### Problem requirements
Turn every line of the entries below into a numbered list, dropping any blank lines and leaving the pictures out.

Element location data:

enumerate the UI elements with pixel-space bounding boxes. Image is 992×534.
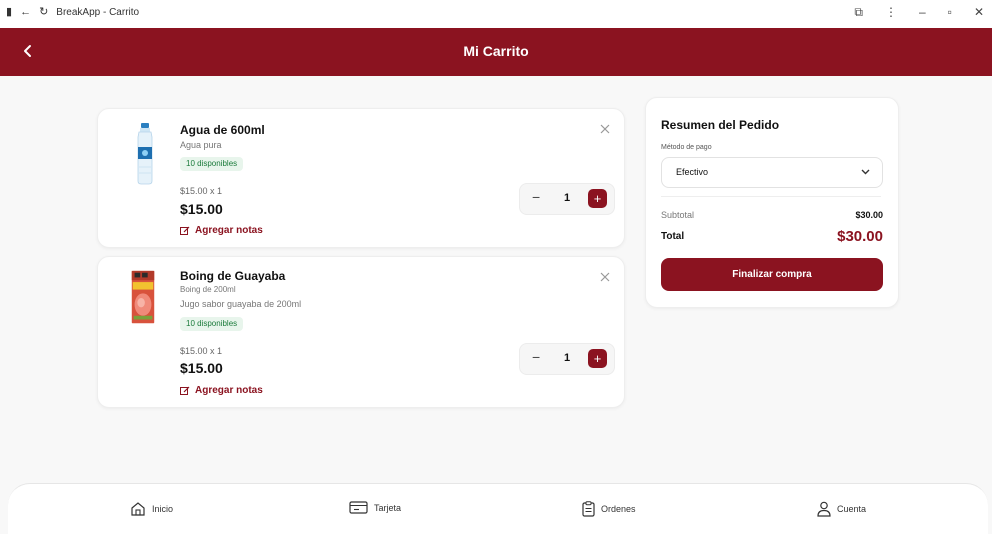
quantity-value: 1 — [564, 192, 571, 204]
window-controls: ⧉ ⋮ – ▫ ✕ — [854, 3, 984, 21]
availability-badge: 10 disponibles — [180, 157, 244, 171]
clipboard-icon — [582, 501, 595, 517]
item-name: Agua de 600ml — [180, 123, 265, 137]
close-icon — [600, 124, 610, 134]
remove-item-button[interactable] — [600, 121, 610, 137]
edit-icon — [180, 386, 190, 395]
nav-label-card: Tarjeta — [374, 502, 402, 513]
increase-quantity-button[interactable]: + — [588, 349, 607, 368]
nav-label-account: Cuenta — [837, 504, 867, 514]
item-subtitle: Boing de 200ml — [180, 285, 236, 294]
payment-method-value: Efectivo — [676, 167, 709, 177]
total-label: Total — [661, 231, 685, 242]
more-options-icon[interactable]: ⋮ — [885, 5, 897, 19]
extensions-icon[interactable]: ⧉ — [854, 5, 863, 20]
subtotal-label: Subtotal — [661, 210, 695, 220]
total-value: $30.00 — [837, 228, 883, 245]
item-total: $15.00 — [180, 360, 223, 376]
cart-item: Boing de Guayaba Boing de 200ml Jugo sab… — [97, 256, 625, 408]
add-notes-button[interactable]: Agregar notas — [180, 385, 263, 396]
item-unit-price: $15.00 x 1 — [180, 346, 223, 356]
add-notes-button[interactable]: Agregar notas — [180, 225, 263, 236]
edit-icon — [180, 226, 190, 235]
order-summary: Resumen del Pedido Método de pago Efecti… — [645, 97, 899, 308]
decrease-quantity-button[interactable]: − — [532, 189, 540, 205]
subtotal-value: $30.00 — [855, 210, 883, 220]
reload-icon[interactable]: ↻ — [39, 4, 48, 20]
availability-badge: 10 disponibles — [180, 317, 244, 331]
bottom-navigation: Inicio Tarjeta Ordenes Cuenta — [8, 483, 988, 534]
add-notes-label: Agregar notas — [195, 385, 263, 396]
card-icon — [349, 501, 368, 514]
summary-divider — [661, 196, 881, 197]
chevron-down-icon — [861, 167, 870, 177]
nav-item-orders[interactable]: Ordenes — [582, 501, 636, 517]
item-total: $15.00 — [180, 201, 223, 217]
juice-box-image — [131, 270, 155, 324]
window-titlebar: ▮ ← ↻ BreakApp - Carrito ⧉ ⋮ – ▫ ✕ — [0, 0, 992, 29]
remove-item-button[interactable] — [600, 269, 610, 285]
close-icon — [600, 272, 610, 282]
home-icon — [131, 502, 145, 516]
payment-method-label: Método de pago — [661, 144, 712, 151]
close-window-icon[interactable]: ✕ — [974, 5, 984, 19]
quantity-value: 1 — [564, 352, 571, 364]
increase-quantity-button[interactable]: + — [588, 189, 607, 208]
summary-title: Resumen del Pedido — [661, 118, 780, 132]
titlebar-left: ▮ ← ↻ BreakApp - Carrito — [6, 4, 139, 20]
nav-item-home[interactable]: Inicio — [130, 501, 173, 516]
total-row: Total $30.00 — [661, 228, 883, 245]
page-title: Mi Carrito — [463, 43, 529, 59]
minimize-icon[interactable]: – — [919, 5, 926, 19]
window-title: BreakApp - Carrito — [56, 6, 140, 18]
app-menu-icon[interactable]: ▮ — [6, 4, 12, 20]
item-description: Jugo sabor guayaba de 200ml — [180, 299, 302, 309]
decrease-quantity-button[interactable]: − — [532, 349, 540, 365]
quantity-stepper: − 1 + — [519, 183, 615, 215]
payment-method-select[interactable]: Efectivo — [661, 157, 883, 188]
app-header: Mi Carrito — [0, 28, 992, 76]
checkout-button[interactable]: Finalizar compra — [661, 258, 883, 291]
item-subtitle: Agua pura — [180, 140, 222, 150]
user-icon — [817, 501, 831, 517]
nav-item-account[interactable]: Cuenta — [817, 501, 866, 517]
item-name: Boing de Guayaba — [180, 269, 286, 283]
add-notes-label: Agregar notas — [195, 225, 263, 236]
water-bottle-image — [137, 123, 153, 185]
cart-item: Agua de 600ml Agua pura 10 disponibles $… — [97, 108, 625, 248]
nav-label-orders: Ordenes — [601, 504, 636, 514]
subtotal-row: Subtotal $30.00 — [661, 210, 883, 220]
browser-back-icon[interactable]: ← — [20, 4, 31, 20]
nav-label-home: Inicio — [152, 503, 174, 514]
item-unit-price: $15.00 x 1 — [180, 186, 223, 196]
restore-icon[interactable]: ▫ — [948, 5, 952, 19]
nav-item-card[interactable]: Tarjeta — [349, 501, 401, 514]
quantity-stepper: − 1 + — [519, 343, 615, 375]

### Correct result
1. enumerate the UI elements with pixel-space bounding boxes. Image is 992×534.
2. quantity-value: 1 — [564, 192, 571, 204]
3. window-controls: ⧉ ⋮ – ▫ ✕ — [854, 3, 984, 21]
4. availability-badge: 10 disponibles — [180, 157, 244, 171]
5. clipboard-icon — [582, 501, 595, 517]
6. item-name: Agua de 600ml — [180, 123, 265, 137]
7. close-icon — [600, 124, 610, 134]
8. remove-item-button[interactable] — [600, 121, 610, 137]
9. edit-icon — [180, 386, 190, 395]
10. nav-label-card: Tarjeta — [374, 502, 402, 513]
11. increase-quantity-button[interactable]: + — [588, 349, 607, 368]
12. nav-label-account: Cuenta — [837, 504, 867, 514]
13. item-subtitle: Boing de 200ml — [180, 285, 236, 294]
14. payment-method-value: Efectivo — [676, 167, 709, 177]
15. total-label: Total — [661, 231, 685, 242]
16. more-options-icon[interactable]: ⋮ — [885, 5, 897, 19]
17. extensions-icon[interactable]: ⧉ — [854, 5, 863, 20]
18. subtotal-label: Subtotal — [661, 210, 695, 220]
19. total-value: $30.00 — [837, 228, 883, 245]
20. item-total: $15.00 — [180, 360, 223, 376]
21. cart-item: Boing de Guayaba Boing de 200ml Jugo sab… — [97, 256, 625, 408]
22. add-notes-button[interactable]: Agregar notas — [180, 385, 263, 396]
23. item-unit-price: $15.00 x 1 — [180, 346, 223, 356]
24. add-notes-button[interactable]: Agregar notas — [180, 225, 263, 236]
25. edit-icon — [180, 226, 190, 235]
26. order-summary: Resumen del Pedido Método de pago Efecti… — [645, 97, 899, 308]
27. decrease-quantity-button[interactable]: − — [532, 189, 540, 205]
28. subtotal-value: $30.00 — [855, 210, 883, 220]
29. reload-icon[interactable]: ↻ — [39, 4, 48, 20]
30. availability-badge: 10 disponibles — [180, 317, 244, 331]
31. bottom-navigation: Inicio Tarjeta Ordenes Cuenta — [8, 483, 988, 534]
32. add-notes-label: Agregar notas — [195, 385, 263, 396]
33. card-icon — [349, 501, 368, 514]
34. summary-divider — [661, 196, 881, 197]
35. chevron-down-icon — [861, 167, 870, 177]
36. nav-item-orders[interactable]: Ordenes — [582, 501, 636, 517]
37. item-total: $15.00 — [180, 201, 223, 217]
38. juice-box-image — [131, 270, 155, 324]
39. window-titlebar: ▮ ← ↻ BreakApp - Carrito ⧉ ⋮ – ▫ ✕ — [0, 0, 992, 29]
40. remove-item-button[interactable] — [600, 269, 610, 285]
41. close-icon — [600, 272, 610, 282]
42. home-icon — [131, 502, 145, 516]
43. payment-method-label: Método de pago — [661, 144, 712, 151]
44. close-window-icon[interactable]: ✕ — [974, 5, 984, 19]
45. quantity-value: 1 — [564, 352, 571, 364]
46. increase-quantity-button[interactable]: + — [588, 189, 607, 208]
47. summary-title: Resumen del Pedido — [661, 118, 780, 132]
48. titlebar-left: ▮ ← ↻ BreakApp - Carrito — [6, 4, 139, 20]
49. nav-item-home[interactable]: Inicio — [130, 501, 173, 516]
50. total-row: Total $30.00 — [661, 228, 883, 245]
51. page-title: Mi Carrito — [463, 43, 529, 59]
52. minimize-icon[interactable]: – — [919, 5, 926, 19]
53. window-title: BreakApp - Carrito — [56, 6, 140, 18]
54. app-menu-icon[interactable]: ▮ — [6, 4, 12, 20]
55. item-description: Jugo sabor guayaba de 200ml — [180, 299, 302, 309]
56. decrease-quantity-button[interactable]: − — [532, 349, 540, 365]
57. quantity-stepper: − 1 + — [519, 183, 615, 215]
58. payment-method-select[interactable]: Efectivo — [661, 157, 883, 188]
59. app-header: Mi Carrito — [0, 28, 992, 76]
60. checkout-button[interactable]: Finalizar compra — [661, 258, 883, 291]
61. item-subtitle: Agua pura — [180, 140, 222, 150]
62. user-icon — [817, 501, 831, 517]
63. nav-item-account[interactable]: Cuenta — [817, 501, 866, 517]
64. item-name: Boing de Guayaba — [180, 269, 286, 283]
65. add-notes-label: Agregar notas — [195, 225, 263, 236]
66. water-bottle-image — [137, 123, 153, 185]
67. cart-item: Agua de 600ml Agua pura 10 disponibles $… — [97, 108, 625, 248]
68. nav-label-orders: Ordenes — [601, 504, 636, 514]
69. subtotal-row: Subtotal $30.00 — [661, 210, 883, 220]
70. browser-back-icon[interactable]: ← — [20, 4, 31, 20]
71. nav-label-home: Inicio — [152, 503, 174, 514]
72. item-unit-price: $15.00 x 1 — [180, 186, 223, 196]
73. restore-icon[interactable]: ▫ — [948, 5, 952, 19]
74. nav-item-card[interactable]: Tarjeta — [349, 501, 401, 514]
75. quantity-stepper: − 1 + — [519, 343, 615, 375]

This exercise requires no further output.